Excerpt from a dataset
* * *
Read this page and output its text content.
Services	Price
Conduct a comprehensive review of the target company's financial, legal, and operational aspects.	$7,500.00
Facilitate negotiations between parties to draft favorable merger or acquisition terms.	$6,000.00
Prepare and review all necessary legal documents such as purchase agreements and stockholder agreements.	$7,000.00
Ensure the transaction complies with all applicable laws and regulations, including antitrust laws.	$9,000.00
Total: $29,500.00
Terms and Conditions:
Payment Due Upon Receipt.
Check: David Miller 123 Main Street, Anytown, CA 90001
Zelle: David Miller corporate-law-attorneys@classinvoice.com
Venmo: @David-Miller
* * *
(TASK DETAILS):
Search the lines above for the string "legal" and copy each line that has it.

(FINAL ANSWER):
Conduct a comprehensive review of the target company's financial, legal, and operational aspects.	$7,500.00
Prepare and review all necessary legal documents such as purchase agreements and stockholder agreements.	$7,000.00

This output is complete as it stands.